====== Raw records

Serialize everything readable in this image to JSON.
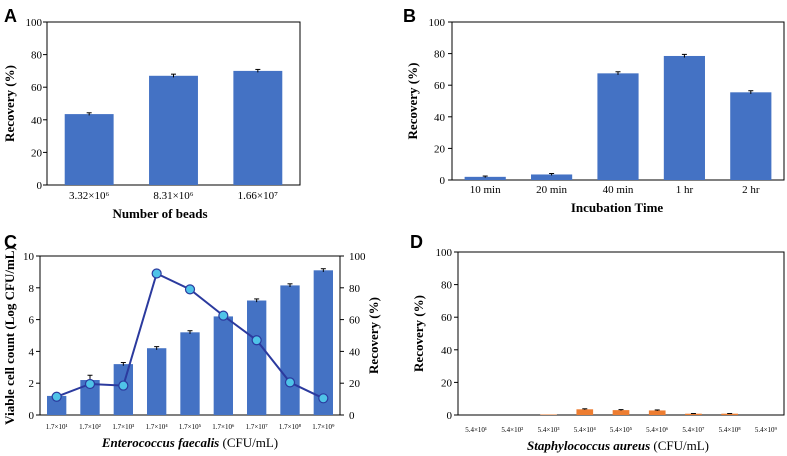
{
  "colors": {
    "bar_blue": "#4472c4",
    "bar_orange": "#ed7d31",
    "line": "#2b3a9e",
    "marker": "#4fc3e8",
    "axis": "#000000"
  },
  "chart_data": [
    {
      "panel": "A",
      "type": "bar",
      "categories": [
        "3.32×10⁶",
        "8.31×10⁶",
        "1.66×10⁷"
      ],
      "values": [
        43.5,
        67.0,
        70.0
      ],
      "errors": [
        0.8,
        1.0,
        0.9
      ],
      "xlabel": "Number of beads",
      "ylabel": "Recovery (%)",
      "ylim": [
        0,
        100
      ],
      "yticks": [
        0,
        20,
        40,
        60,
        80,
        100
      ]
    },
    {
      "panel": "B",
      "type": "bar",
      "categories": [
        "10 min",
        "20 min",
        "40 min",
        "1 hr",
        "2 hr"
      ],
      "values": [
        2.0,
        3.5,
        67.5,
        78.5,
        55.5
      ],
      "errors": [
        0.5,
        0.6,
        1.0,
        1.0,
        1.0
      ],
      "xlabel": "Incubation Time",
      "ylabel": "Recovery (%)",
      "ylim": [
        0,
        100
      ],
      "yticks": [
        0,
        20,
        40,
        60,
        80,
        100
      ]
    },
    {
      "panel": "C",
      "type": "bar",
      "categories": [
        "1.7×10¹",
        "1.7×10²",
        "1.7×10³",
        "1.7×10⁴",
        "1.7×10⁵",
        "1.7×10⁶",
        "1.7×10⁷",
        "1.7×10⁸",
        "1.7×10⁹"
      ],
      "series": [
        {
          "type": "bar",
          "axis": "left",
          "values": [
            1.2,
            2.2,
            3.2,
            4.2,
            5.2,
            6.2,
            7.2,
            8.15,
            9.1
          ],
          "errors": [
            0.1,
            0.3,
            0.1,
            0.1,
            0.1,
            0.1,
            0.1,
            0.1,
            0.1
          ]
        },
        {
          "type": "line",
          "axis": "right",
          "values": [
            11.5,
            19.5,
            18.5,
            89.0,
            79.0,
            62.5,
            47.0,
            20.5,
            10.5
          ],
          "errors": [
            1.5,
            3,
            2,
            3,
            1.5,
            2,
            1.5,
            1,
            1
          ]
        }
      ],
      "xlabel_italic": "Enterococcus faecalis",
      "xlabel_rest": " (CFU/mL)",
      "ylabel": "Viable cell count (Log CFU/mL)",
      "ylabel_right": "Recovery (%)",
      "ylim": [
        0,
        10
      ],
      "yticks": [
        0,
        2,
        4,
        6,
        8,
        10
      ],
      "ylim_right": [
        0,
        100
      ],
      "yticks_right": [
        0,
        20,
        40,
        60,
        80,
        100
      ]
    },
    {
      "panel": "D",
      "type": "bar",
      "categories": [
        "5.4×10¹",
        "5.4×10²",
        "5.4×10³",
        "5.4×10⁴",
        "5.4×10⁵",
        "5.4×10⁶",
        "5.4×10⁷",
        "5.4×10⁸",
        "5.4×10⁹"
      ],
      "values": [
        0,
        0,
        0.3,
        3.5,
        3.0,
        2.8,
        0.8,
        0.8,
        0
      ],
      "errors": [
        0,
        0,
        0,
        0.3,
        0.3,
        0.3,
        0.1,
        0.1,
        0
      ],
      "xlabel_italic": "Staphylococcus aureus",
      "xlabel_rest": " (CFU/mL)",
      "ylabel": "Recovery (%)",
      "ylim": [
        0,
        100
      ],
      "yticks": [
        0,
        20,
        40,
        60,
        80,
        100
      ]
    }
  ]
}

============

(The problem) Would you return the data exactly as written, without the pictures?

(Answer for this exercise)
Serialize everything readable in this image to JSON.
{
  "colors": {
    "bar_blue": "#4472c4",
    "bar_orange": "#ed7d31",
    "line": "#2b3a9e",
    "marker": "#4fc3e8",
    "axis": "#000000"
  },
  "chart_data": [
    {
      "panel": "A",
      "type": "bar",
      "categories": [
        "3.32×10⁶",
        "8.31×10⁶",
        "1.66×10⁷"
      ],
      "values": [
        43.5,
        67.0,
        70.0
      ],
      "errors": [
        0.8,
        1.0,
        0.9
      ],
      "xlabel": "Number of beads",
      "ylabel": "Recovery (%)",
      "ylim": [
        0,
        100
      ],
      "yticks": [
        0,
        20,
        40,
        60,
        80,
        100
      ]
    },
    {
      "panel": "B",
      "type": "bar",
      "categories": [
        "10 min",
        "20 min",
        "40 min",
        "1 hr",
        "2 hr"
      ],
      "values": [
        2.0,
        3.5,
        67.5,
        78.5,
        55.5
      ],
      "errors": [
        0.5,
        0.6,
        1.0,
        1.0,
        1.0
      ],
      "xlabel": "Incubation Time",
      "ylabel": "Recovery (%)",
      "ylim": [
        0,
        100
      ],
      "yticks": [
        0,
        20,
        40,
        60,
        80,
        100
      ]
    },
    {
      "panel": "C",
      "type": "bar",
      "categories": [
        "1.7×10¹",
        "1.7×10²",
        "1.7×10³",
        "1.7×10⁴",
        "1.7×10⁵",
        "1.7×10⁶",
        "1.7×10⁷",
        "1.7×10⁸",
        "1.7×10⁹"
      ],
      "series": [
        {
          "type": "bar",
          "axis": "left",
          "values": [
            1.2,
            2.2,
            3.2,
            4.2,
            5.2,
            6.2,
            7.2,
            8.15,
            9.1
          ],
          "errors": [
            0.1,
            0.3,
            0.1,
            0.1,
            0.1,
            0.1,
            0.1,
            0.1,
            0.1
          ]
        },
        {
          "type": "line",
          "axis": "right",
          "values": [
            11.5,
            19.5,
            18.5,
            89.0,
            79.0,
            62.5,
            47.0,
            20.5,
            10.5
          ],
          "errors": [
            1.5,
            3,
            2,
            3,
            1.5,
            2,
            1.5,
            1,
            1
          ]
        }
      ],
      "xlabel_italic": "Enterococcus faecalis",
      "xlabel_rest": " (CFU/mL)",
      "ylabel": "Viable cell count (Log CFU/mL)",
      "ylabel_right": "Recovery (%)",
      "ylim": [
        0,
        10
      ],
      "yticks": [
        0,
        2,
        4,
        6,
        8,
        10
      ],
      "ylim_right": [
        0,
        100
      ],
      "yticks_right": [
        0,
        20,
        40,
        60,
        80,
        100
      ]
    },
    {
      "panel": "D",
      "type": "bar",
      "categories": [
        "5.4×10¹",
        "5.4×10²",
        "5.4×10³",
        "5.4×10⁴",
        "5.4×10⁵",
        "5.4×10⁶",
        "5.4×10⁷",
        "5.4×10⁸",
        "5.4×10⁹"
      ],
      "values": [
        0,
        0,
        0.3,
        3.5,
        3.0,
        2.8,
        0.8,
        0.8,
        0
      ],
      "errors": [
        0,
        0,
        0,
        0.3,
        0.3,
        0.3,
        0.1,
        0.1,
        0
      ],
      "xlabel_italic": "Staphylococcus aureus",
      "xlabel_rest": " (CFU/mL)",
      "ylabel": "Recovery (%)",
      "ylim": [
        0,
        100
      ],
      "yticks": [
        0,
        20,
        40,
        60,
        80,
        100
      ]
    }
  ]
}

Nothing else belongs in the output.